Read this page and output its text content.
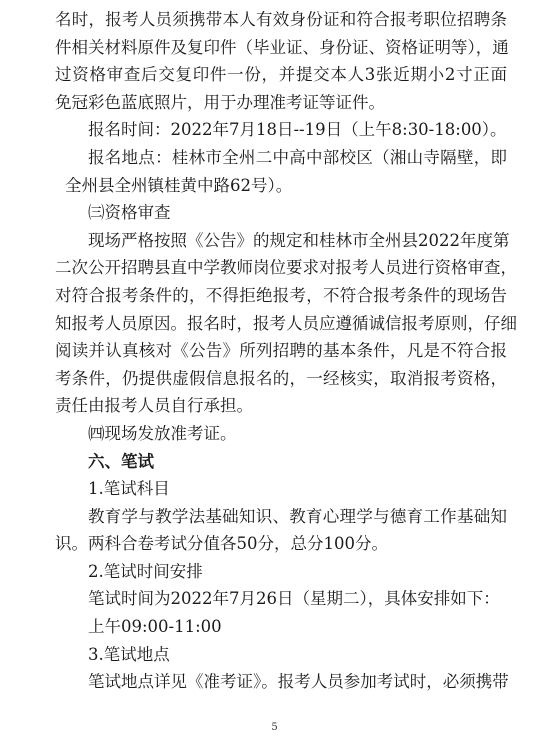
名时，报考人员须携带本人有效身份证和符合报考职位招聘条
件相关材料原件及复印件（毕业证、身份证、资格证明等），通
过资格审查后交复印件一份，并提交本人3张近期小2寸正面
免冠彩色蓝底照片，用于办理准考证等证件。
报名时间：2022年7月18日--19日（上午8:30-18:00）。
报名地点：桂林市全州二中高中部校区（湘山寺隔壁，即
全州县全州镇桂黄中路62号）。
㈢资格审查
现场严格按照《公告》的规定和桂林市全州县2022年度第
二次公开招聘县直中学教师岗位要求对报考人员进行资格审查，
对符合报考条件的，不得拒绝报考，不符合报考条件的现场告
知报考人员原因。报名时，报考人员应遵循诚信报考原则，仔细
阅读并认真核对《公告》所列招聘的基本条件，凡是不符合报
考条件，仍提供虚假信息报名的，一经核实，取消报考资格，
责任由报考人员自行承担。
㈣现场发放准考证。
六、笔试
1.笔试科目
教育学与教学法基础知识、教育心理学与德育工作基础知
识。两科合卷考试分值各50分，总分100分。
2.笔试时间安排
笔试时间为2022年7月26日（星期二），具体安排如下：
上午09:00-11:00
3.笔试地点
笔试地点详见《准考证》。报考人员参加考试时，必须携带
5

▶ Set exercise
Quote the material word for word, dropping any images it holds.

▶ Result below
Read this page and output its text content.
名时，报考人员须携带本人有效身份证和符合报考职位招聘条
件相关材料原件及复印件（毕业证、身份证、资格证明等），通
过资格审查后交复印件一份，并提交本人3张近期小2寸正面
免冠彩色蓝底照片，用于办理准考证等证件。
报名时间：2022年7月18日--19日（上午8:30-18:00）。
报名地点：桂林市全州二中高中部校区（湘山寺隔壁，即
全州县全州镇桂黄中路62号）。
㈢资格审查
现场严格按照《公告》的规定和桂林市全州县2022年度第
二次公开招聘县直中学教师岗位要求对报考人员进行资格审查，
对符合报考条件的，不得拒绝报考，不符合报考条件的现场告
知报考人员原因。报名时，报考人员应遵循诚信报考原则，仔细
阅读并认真核对《公告》所列招聘的基本条件，凡是不符合报
考条件，仍提供虚假信息报名的，一经核实，取消报考资格，
责任由报考人员自行承担。
㈣现场发放准考证。
六、笔试
1.笔试科目
教育学与教学法基础知识、教育心理学与德育工作基础知
识。两科合卷考试分值各50分，总分100分。
2.笔试时间安排
笔试时间为2022年7月26日（星期二），具体安排如下：
上午09:00-11:00
3.笔试地点
笔试地点详见《准考证》。报考人员参加考试时，必须携带
5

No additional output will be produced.